What to produce: Exactly repeat all the records below, omitting the images they hold.

----- Records to process -----

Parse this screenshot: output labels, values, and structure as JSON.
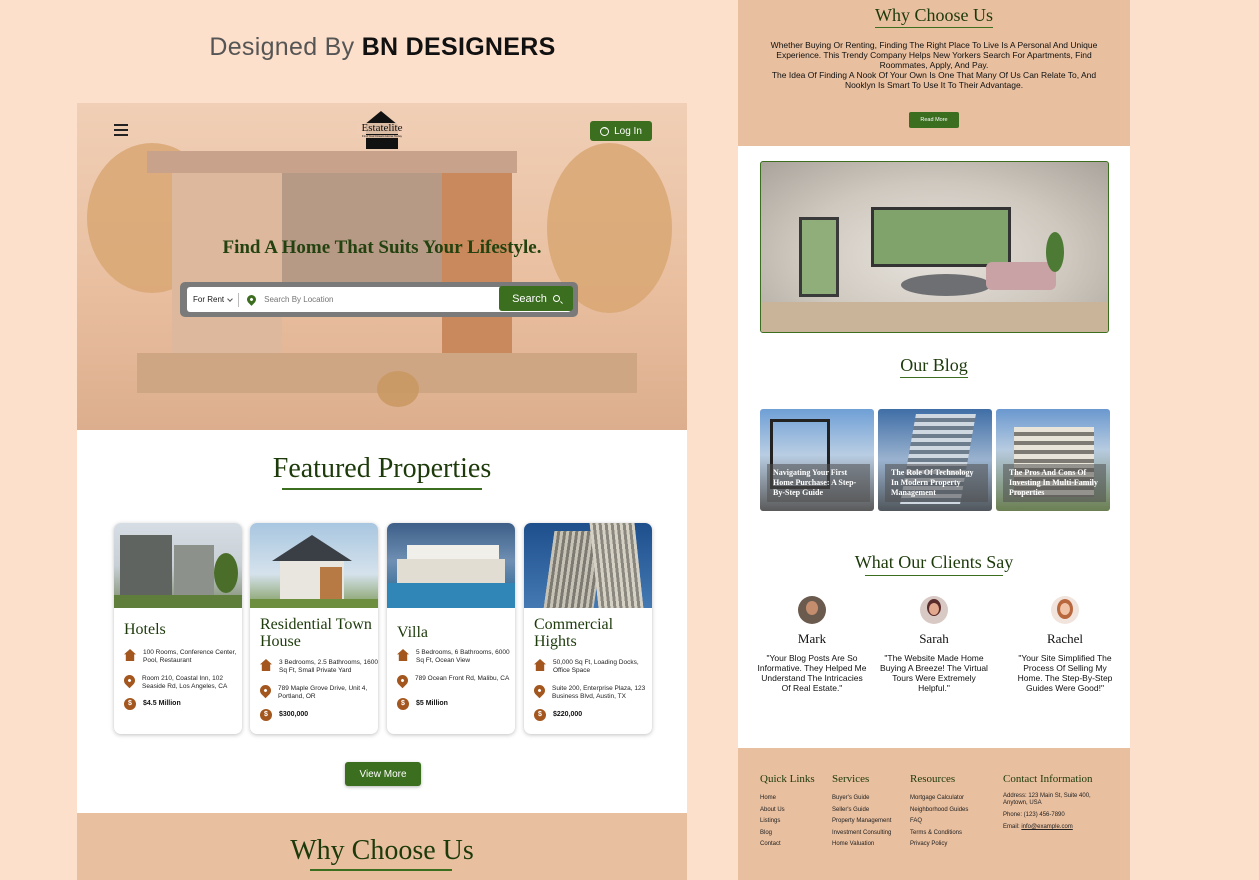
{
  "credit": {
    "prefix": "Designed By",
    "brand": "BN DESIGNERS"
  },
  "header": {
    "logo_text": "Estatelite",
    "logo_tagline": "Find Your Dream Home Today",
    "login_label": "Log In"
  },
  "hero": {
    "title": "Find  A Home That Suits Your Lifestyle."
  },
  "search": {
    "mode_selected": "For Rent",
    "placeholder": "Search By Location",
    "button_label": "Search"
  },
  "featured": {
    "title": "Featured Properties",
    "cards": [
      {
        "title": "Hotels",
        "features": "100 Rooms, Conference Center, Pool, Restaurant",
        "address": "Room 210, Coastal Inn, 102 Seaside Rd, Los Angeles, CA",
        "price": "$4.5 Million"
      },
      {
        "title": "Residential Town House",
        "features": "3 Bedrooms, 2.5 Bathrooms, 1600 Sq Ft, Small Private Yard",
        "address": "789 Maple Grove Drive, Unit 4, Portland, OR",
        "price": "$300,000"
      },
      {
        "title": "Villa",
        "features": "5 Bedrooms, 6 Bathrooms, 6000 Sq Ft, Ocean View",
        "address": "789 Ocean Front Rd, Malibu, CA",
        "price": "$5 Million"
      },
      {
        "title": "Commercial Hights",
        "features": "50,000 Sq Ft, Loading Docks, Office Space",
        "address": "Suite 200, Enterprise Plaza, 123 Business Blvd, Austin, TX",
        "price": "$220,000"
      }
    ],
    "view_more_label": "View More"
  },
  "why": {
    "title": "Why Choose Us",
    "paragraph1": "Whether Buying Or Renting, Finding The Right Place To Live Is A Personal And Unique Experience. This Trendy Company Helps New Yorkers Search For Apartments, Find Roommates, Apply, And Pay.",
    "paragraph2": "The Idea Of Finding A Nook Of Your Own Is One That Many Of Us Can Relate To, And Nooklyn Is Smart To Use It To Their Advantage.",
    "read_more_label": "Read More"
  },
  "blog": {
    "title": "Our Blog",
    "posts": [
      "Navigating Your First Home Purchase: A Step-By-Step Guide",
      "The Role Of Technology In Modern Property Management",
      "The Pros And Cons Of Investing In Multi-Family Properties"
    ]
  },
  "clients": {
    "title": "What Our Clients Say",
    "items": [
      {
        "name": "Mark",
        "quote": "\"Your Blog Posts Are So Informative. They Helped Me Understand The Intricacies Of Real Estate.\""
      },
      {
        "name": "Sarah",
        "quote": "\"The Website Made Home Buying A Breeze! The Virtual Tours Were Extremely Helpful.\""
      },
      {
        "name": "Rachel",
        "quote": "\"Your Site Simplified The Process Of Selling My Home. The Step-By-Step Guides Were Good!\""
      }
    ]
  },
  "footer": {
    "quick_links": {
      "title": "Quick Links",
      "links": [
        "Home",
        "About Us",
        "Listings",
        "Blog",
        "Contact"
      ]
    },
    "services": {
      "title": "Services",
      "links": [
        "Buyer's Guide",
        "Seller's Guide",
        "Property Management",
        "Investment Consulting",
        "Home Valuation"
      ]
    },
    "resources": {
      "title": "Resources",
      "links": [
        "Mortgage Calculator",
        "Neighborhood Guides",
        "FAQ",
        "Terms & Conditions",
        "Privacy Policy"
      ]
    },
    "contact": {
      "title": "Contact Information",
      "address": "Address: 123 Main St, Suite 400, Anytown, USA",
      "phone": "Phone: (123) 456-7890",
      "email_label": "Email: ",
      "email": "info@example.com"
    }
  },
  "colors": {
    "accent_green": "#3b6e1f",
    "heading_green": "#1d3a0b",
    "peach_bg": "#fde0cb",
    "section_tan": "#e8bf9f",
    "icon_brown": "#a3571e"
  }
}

-----

Result below:
Parse this screenshot: output labels, values, and structure as JSON.
{
  "credit": {
    "prefix": "Designed By",
    "brand": "BN DESIGNERS"
  },
  "header": {
    "logo_text": "Estatelite",
    "logo_tagline": "Find Your Dream Home Today",
    "login_label": "Log In"
  },
  "hero": {
    "title": "Find  A Home That Suits Your Lifestyle."
  },
  "search": {
    "mode_selected": "For Rent",
    "placeholder": "Search By Location",
    "button_label": "Search"
  },
  "featured": {
    "title": "Featured Properties",
    "cards": [
      {
        "title": "Hotels",
        "features": "100 Rooms, Conference Center, Pool, Restaurant",
        "address": "Room 210, Coastal Inn, 102 Seaside Rd, Los Angeles, CA",
        "price": "$4.5 Million"
      },
      {
        "title": "Residential Town House",
        "features": "3 Bedrooms, 2.5 Bathrooms, 1600 Sq Ft, Small Private Yard",
        "address": "789 Maple Grove Drive, Unit 4, Portland, OR",
        "price": "$300,000"
      },
      {
        "title": "Villa",
        "features": "5 Bedrooms, 6 Bathrooms, 6000 Sq Ft, Ocean View",
        "address": "789 Ocean Front Rd, Malibu, CA",
        "price": "$5 Million"
      },
      {
        "title": "Commercial Hights",
        "features": "50,000 Sq Ft, Loading Docks, Office Space",
        "address": "Suite 200, Enterprise Plaza, 123 Business Blvd, Austin, TX",
        "price": "$220,000"
      }
    ],
    "view_more_label": "View More"
  },
  "why": {
    "title": "Why Choose Us",
    "paragraph1": "Whether Buying Or Renting, Finding The Right Place To Live Is A Personal And Unique Experience. This Trendy Company Helps New Yorkers Search For Apartments, Find Roommates, Apply, And Pay.",
    "paragraph2": "The Idea Of Finding A Nook Of Your Own Is One That Many Of Us Can Relate To, And Nooklyn Is Smart To Use It To Their Advantage.",
    "read_more_label": "Read More"
  },
  "blog": {
    "title": "Our Blog",
    "posts": [
      "Navigating Your First Home Purchase: A Step-By-Step Guide",
      "The Role Of Technology In Modern Property Management",
      "The Pros And Cons Of Investing In Multi-Family Properties"
    ]
  },
  "clients": {
    "title": "What Our Clients Say",
    "items": [
      {
        "name": "Mark",
        "quote": "\"Your Blog Posts Are So Informative. They Helped Me Understand The Intricacies Of Real Estate.\""
      },
      {
        "name": "Sarah",
        "quote": "\"The Website Made Home Buying A Breeze! The Virtual Tours Were Extremely Helpful.\""
      },
      {
        "name": "Rachel",
        "quote": "\"Your Site Simplified The Process Of Selling My Home. The Step-By-Step Guides Were Good!\""
      }
    ]
  },
  "footer": {
    "quick_links": {
      "title": "Quick Links",
      "links": [
        "Home",
        "About Us",
        "Listings",
        "Blog",
        "Contact"
      ]
    },
    "services": {
      "title": "Services",
      "links": [
        "Buyer's Guide",
        "Seller's Guide",
        "Property Management",
        "Investment Consulting",
        "Home Valuation"
      ]
    },
    "resources": {
      "title": "Resources",
      "links": [
        "Mortgage Calculator",
        "Neighborhood Guides",
        "FAQ",
        "Terms & Conditions",
        "Privacy Policy"
      ]
    },
    "contact": {
      "title": "Contact Information",
      "address": "Address: 123 Main St, Suite 400, Anytown, USA",
      "phone": "Phone: (123) 456-7890",
      "email_label": "Email: ",
      "email": "info@example.com"
    }
  },
  "colors": {
    "accent_green": "#3b6e1f",
    "heading_green": "#1d3a0b",
    "peach_bg": "#fde0cb",
    "section_tan": "#e8bf9f",
    "icon_brown": "#a3571e"
  }
}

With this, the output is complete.